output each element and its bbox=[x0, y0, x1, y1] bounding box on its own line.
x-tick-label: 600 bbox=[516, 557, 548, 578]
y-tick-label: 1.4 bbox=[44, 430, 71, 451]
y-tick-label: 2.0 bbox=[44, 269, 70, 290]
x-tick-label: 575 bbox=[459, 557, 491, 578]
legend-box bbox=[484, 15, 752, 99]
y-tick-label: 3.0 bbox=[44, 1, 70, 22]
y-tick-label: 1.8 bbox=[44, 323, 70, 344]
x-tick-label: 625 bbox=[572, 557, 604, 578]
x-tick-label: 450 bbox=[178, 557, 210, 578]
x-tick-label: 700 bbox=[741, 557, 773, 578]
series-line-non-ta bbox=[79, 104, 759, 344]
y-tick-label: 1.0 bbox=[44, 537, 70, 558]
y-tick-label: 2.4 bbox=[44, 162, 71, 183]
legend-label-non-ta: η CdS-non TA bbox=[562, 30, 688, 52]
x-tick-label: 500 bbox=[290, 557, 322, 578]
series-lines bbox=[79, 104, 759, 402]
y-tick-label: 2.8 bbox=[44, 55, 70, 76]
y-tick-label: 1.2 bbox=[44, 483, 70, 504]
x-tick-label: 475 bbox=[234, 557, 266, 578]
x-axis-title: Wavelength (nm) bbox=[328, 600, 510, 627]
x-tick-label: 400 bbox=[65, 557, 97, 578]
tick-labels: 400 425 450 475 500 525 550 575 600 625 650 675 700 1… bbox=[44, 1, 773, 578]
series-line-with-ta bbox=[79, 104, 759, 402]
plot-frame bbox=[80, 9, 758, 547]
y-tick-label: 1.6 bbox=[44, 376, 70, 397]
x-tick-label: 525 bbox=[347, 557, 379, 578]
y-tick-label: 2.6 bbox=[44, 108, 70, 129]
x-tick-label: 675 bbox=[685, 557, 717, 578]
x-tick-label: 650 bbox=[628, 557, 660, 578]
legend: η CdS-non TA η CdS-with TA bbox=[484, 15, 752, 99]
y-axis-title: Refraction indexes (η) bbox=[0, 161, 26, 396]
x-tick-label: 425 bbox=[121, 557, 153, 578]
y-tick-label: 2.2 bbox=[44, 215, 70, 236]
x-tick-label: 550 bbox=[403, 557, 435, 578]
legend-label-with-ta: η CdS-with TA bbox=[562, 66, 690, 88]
···
- **Task goal**: Rename "Refraction indexes" to "Refractive index" throughout these lines and repeat them with no other changes.

- **In response**:
output each element and its bbox=[x0, y0, x1, y1] bounding box on its own line.
x-tick-label: 600 bbox=[516, 557, 548, 578]
y-tick-label: 1.4 bbox=[44, 430, 71, 451]
y-tick-label: 2.0 bbox=[44, 269, 70, 290]
x-tick-label: 575 bbox=[459, 557, 491, 578]
legend-box bbox=[484, 15, 752, 99]
y-tick-label: 3.0 bbox=[44, 1, 70, 22]
y-tick-label: 1.8 bbox=[44, 323, 70, 344]
x-tick-label: 625 bbox=[572, 557, 604, 578]
x-tick-label: 450 bbox=[178, 557, 210, 578]
x-tick-label: 700 bbox=[741, 557, 773, 578]
series-line-non-ta bbox=[79, 104, 759, 344]
y-tick-label: 1.0 bbox=[44, 537, 70, 558]
y-tick-label: 2.4 bbox=[44, 162, 71, 183]
legend-label-non-ta: η CdS-non TA bbox=[562, 30, 688, 52]
x-tick-label: 500 bbox=[290, 557, 322, 578]
series-lines bbox=[79, 104, 759, 402]
y-tick-label: 2.8 bbox=[44, 55, 70, 76]
y-tick-label: 1.2 bbox=[44, 483, 70, 504]
x-tick-label: 475 bbox=[234, 557, 266, 578]
x-axis-title: Wavelength (nm) bbox=[328, 600, 510, 627]
x-tick-label: 400 bbox=[65, 557, 97, 578]
tick-labels: 400 425 450 475 500 525 550 575 600 625 650 675 700 1… bbox=[44, 1, 773, 578]
series-line-with-ta bbox=[79, 104, 759, 402]
plot-frame bbox=[80, 9, 758, 547]
y-tick-label: 1.6 bbox=[44, 376, 70, 397]
x-tick-label: 525 bbox=[347, 557, 379, 578]
y-tick-label: 2.6 bbox=[44, 108, 70, 129]
x-tick-label: 675 bbox=[685, 557, 717, 578]
x-tick-label: 650 bbox=[628, 557, 660, 578]
legend: η CdS-non TA η CdS-with TA bbox=[484, 15, 752, 99]
y-axis-title: Refractive index (η) bbox=[0, 161, 26, 396]
x-tick-label: 425 bbox=[121, 557, 153, 578]
y-tick-label: 2.2 bbox=[44, 215, 70, 236]
x-tick-label: 550 bbox=[403, 557, 435, 578]
legend-label-with-ta: η CdS-with TA bbox=[562, 66, 690, 88]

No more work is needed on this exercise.